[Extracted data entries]
# # #

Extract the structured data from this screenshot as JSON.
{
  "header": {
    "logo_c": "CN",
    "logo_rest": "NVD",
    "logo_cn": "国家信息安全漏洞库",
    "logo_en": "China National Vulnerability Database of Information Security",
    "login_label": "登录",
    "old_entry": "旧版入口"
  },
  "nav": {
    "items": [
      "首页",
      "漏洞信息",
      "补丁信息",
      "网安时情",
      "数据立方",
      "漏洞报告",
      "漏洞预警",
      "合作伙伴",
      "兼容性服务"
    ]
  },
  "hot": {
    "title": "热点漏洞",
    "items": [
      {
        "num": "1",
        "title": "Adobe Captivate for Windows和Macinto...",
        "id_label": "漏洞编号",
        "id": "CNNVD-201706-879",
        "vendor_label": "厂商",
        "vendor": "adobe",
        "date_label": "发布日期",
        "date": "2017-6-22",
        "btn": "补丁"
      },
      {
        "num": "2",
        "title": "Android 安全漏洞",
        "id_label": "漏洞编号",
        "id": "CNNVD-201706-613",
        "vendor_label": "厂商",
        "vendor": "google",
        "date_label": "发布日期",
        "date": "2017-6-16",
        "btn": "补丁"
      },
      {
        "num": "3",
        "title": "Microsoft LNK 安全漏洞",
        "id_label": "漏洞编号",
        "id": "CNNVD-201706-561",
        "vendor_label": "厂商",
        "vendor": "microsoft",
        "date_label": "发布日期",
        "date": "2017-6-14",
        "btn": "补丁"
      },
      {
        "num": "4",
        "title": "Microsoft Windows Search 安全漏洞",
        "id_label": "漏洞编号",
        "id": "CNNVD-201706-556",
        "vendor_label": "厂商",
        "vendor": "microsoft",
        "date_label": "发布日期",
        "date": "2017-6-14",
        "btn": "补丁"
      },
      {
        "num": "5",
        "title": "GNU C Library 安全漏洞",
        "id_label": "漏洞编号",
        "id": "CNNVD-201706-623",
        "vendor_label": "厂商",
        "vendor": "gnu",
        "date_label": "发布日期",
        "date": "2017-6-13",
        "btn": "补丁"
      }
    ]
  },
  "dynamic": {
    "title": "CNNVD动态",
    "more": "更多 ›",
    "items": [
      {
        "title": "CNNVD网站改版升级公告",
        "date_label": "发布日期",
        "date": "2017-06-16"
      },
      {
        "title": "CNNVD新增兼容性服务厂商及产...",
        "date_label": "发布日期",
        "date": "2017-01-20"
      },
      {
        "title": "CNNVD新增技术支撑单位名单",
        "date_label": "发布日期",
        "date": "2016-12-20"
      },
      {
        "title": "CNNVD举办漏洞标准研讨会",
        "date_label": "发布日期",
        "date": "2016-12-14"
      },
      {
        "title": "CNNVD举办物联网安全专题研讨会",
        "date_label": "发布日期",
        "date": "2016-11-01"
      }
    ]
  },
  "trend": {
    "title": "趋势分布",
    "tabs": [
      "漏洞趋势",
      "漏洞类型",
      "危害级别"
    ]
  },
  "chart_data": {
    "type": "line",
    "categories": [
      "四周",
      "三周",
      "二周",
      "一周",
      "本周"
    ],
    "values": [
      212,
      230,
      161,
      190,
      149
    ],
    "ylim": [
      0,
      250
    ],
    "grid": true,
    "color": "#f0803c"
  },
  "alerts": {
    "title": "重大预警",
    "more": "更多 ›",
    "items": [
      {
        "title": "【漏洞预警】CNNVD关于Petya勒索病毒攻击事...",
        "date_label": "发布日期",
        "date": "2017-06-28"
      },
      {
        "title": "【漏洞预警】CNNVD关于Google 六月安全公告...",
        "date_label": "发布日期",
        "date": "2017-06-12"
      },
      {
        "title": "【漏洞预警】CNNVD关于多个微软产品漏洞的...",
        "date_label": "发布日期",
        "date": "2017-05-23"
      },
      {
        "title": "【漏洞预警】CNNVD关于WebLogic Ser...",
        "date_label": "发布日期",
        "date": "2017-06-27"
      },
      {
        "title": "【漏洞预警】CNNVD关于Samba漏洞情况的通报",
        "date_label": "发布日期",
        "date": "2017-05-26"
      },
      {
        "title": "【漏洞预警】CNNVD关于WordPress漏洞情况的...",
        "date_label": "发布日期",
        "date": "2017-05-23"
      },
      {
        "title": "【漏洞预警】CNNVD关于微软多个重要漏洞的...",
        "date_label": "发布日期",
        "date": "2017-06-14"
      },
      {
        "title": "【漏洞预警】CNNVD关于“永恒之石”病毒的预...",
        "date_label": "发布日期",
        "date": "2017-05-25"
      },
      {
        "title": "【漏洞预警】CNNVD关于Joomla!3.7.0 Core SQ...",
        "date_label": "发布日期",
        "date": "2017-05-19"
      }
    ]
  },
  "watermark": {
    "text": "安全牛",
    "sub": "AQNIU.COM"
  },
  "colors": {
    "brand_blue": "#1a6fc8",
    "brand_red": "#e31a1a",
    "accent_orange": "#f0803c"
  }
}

# # #

**Your objective**
Reproduce each entry above exactly, keeping every word.

**Exercise solution**
Extract the structured data from this screenshot as JSON.
{
  "header": {
    "logo_c": "CN",
    "logo_rest": "NVD",
    "logo_cn": "国家信息安全漏洞库",
    "logo_en": "China National Vulnerability Database of Information Security",
    "login_label": "登录",
    "old_entry": "旧版入口"
  },
  "nav": {
    "items": [
      "首页",
      "漏洞信息",
      "补丁信息",
      "网安时情",
      "数据立方",
      "漏洞报告",
      "漏洞预警",
      "合作伙伴",
      "兼容性服务"
    ]
  },
  "hot": {
    "title": "热点漏洞",
    "items": [
      {
        "num": "1",
        "title": "Adobe Captivate for Windows和Macinto...",
        "id_label": "漏洞编号",
        "id": "CNNVD-201706-879",
        "vendor_label": "厂商",
        "vendor": "adobe",
        "date_label": "发布日期",
        "date": "2017-6-22",
        "btn": "补丁"
      },
      {
        "num": "2",
        "title": "Android 安全漏洞",
        "id_label": "漏洞编号",
        "id": "CNNVD-201706-613",
        "vendor_label": "厂商",
        "vendor": "google",
        "date_label": "发布日期",
        "date": "2017-6-16",
        "btn": "补丁"
      },
      {
        "num": "3",
        "title": "Microsoft LNK 安全漏洞",
        "id_label": "漏洞编号",
        "id": "CNNVD-201706-561",
        "vendor_label": "厂商",
        "vendor": "microsoft",
        "date_label": "发布日期",
        "date": "2017-6-14",
        "btn": "补丁"
      },
      {
        "num": "4",
        "title": "Microsoft Windows Search 安全漏洞",
        "id_label": "漏洞编号",
        "id": "CNNVD-201706-556",
        "vendor_label": "厂商",
        "vendor": "microsoft",
        "date_label": "发布日期",
        "date": "2017-6-14",
        "btn": "补丁"
      },
      {
        "num": "5",
        "title": "GNU C Library 安全漏洞",
        "id_label": "漏洞编号",
        "id": "CNNVD-201706-623",
        "vendor_label": "厂商",
        "vendor": "gnu",
        "date_label": "发布日期",
        "date": "2017-6-13",
        "btn": "补丁"
      }
    ]
  },
  "dynamic": {
    "title": "CNNVD动态",
    "more": "更多 ›",
    "items": [
      {
        "title": "CNNVD网站改版升级公告",
        "date_label": "发布日期",
        "date": "2017-06-16"
      },
      {
        "title": "CNNVD新增兼容性服务厂商及产...",
        "date_label": "发布日期",
        "date": "2017-01-20"
      },
      {
        "title": "CNNVD新增技术支撑单位名单",
        "date_label": "发布日期",
        "date": "2016-12-20"
      },
      {
        "title": "CNNVD举办漏洞标准研讨会",
        "date_label": "发布日期",
        "date": "2016-12-14"
      },
      {
        "title": "CNNVD举办物联网安全专题研讨会",
        "date_label": "发布日期",
        "date": "2016-11-01"
      }
    ]
  },
  "trend": {
    "title": "趋势分布",
    "tabs": [
      "漏洞趋势",
      "漏洞类型",
      "危害级别"
    ]
  },
  "chart_data": {
    "type": "line",
    "categories": [
      "四周",
      "三周",
      "二周",
      "一周",
      "本周"
    ],
    "values": [
      212,
      230,
      161,
      190,
      149
    ],
    "ylim": [
      0,
      250
    ],
    "grid": true,
    "color": "#f0803c"
  },
  "alerts": {
    "title": "重大预警",
    "more": "更多 ›",
    "items": [
      {
        "title": "【漏洞预警】CNNVD关于Petya勒索病毒攻击事...",
        "date_label": "发布日期",
        "date": "2017-06-28"
      },
      {
        "title": "【漏洞预警】CNNVD关于Google 六月安全公告...",
        "date_label": "发布日期",
        "date": "2017-06-12"
      },
      {
        "title": "【漏洞预警】CNNVD关于多个微软产品漏洞的...",
        "date_label": "发布日期",
        "date": "2017-05-23"
      },
      {
        "title": "【漏洞预警】CNNVD关于WebLogic Ser...",
        "date_label": "发布日期",
        "date": "2017-06-27"
      },
      {
        "title": "【漏洞预警】CNNVD关于Samba漏洞情况的通报",
        "date_label": "发布日期",
        "date": "2017-05-26"
      },
      {
        "title": "【漏洞预警】CNNVD关于WordPress漏洞情况的...",
        "date_label": "发布日期",
        "date": "2017-05-23"
      },
      {
        "title": "【漏洞预警】CNNVD关于微软多个重要漏洞的...",
        "date_label": "发布日期",
        "date": "2017-06-14"
      },
      {
        "title": "【漏洞预警】CNNVD关于“永恒之石”病毒的预...",
        "date_label": "发布日期",
        "date": "2017-05-25"
      },
      {
        "title": "【漏洞预警】CNNVD关于Joomla!3.7.0 Core SQ...",
        "date_label": "发布日期",
        "date": "2017-05-19"
      }
    ]
  },
  "watermark": {
    "text": "安全牛",
    "sub": "AQNIU.COM"
  },
  "colors": {
    "brand_blue": "#1a6fc8",
    "brand_red": "#e31a1a",
    "accent_orange": "#f0803c"
  }
}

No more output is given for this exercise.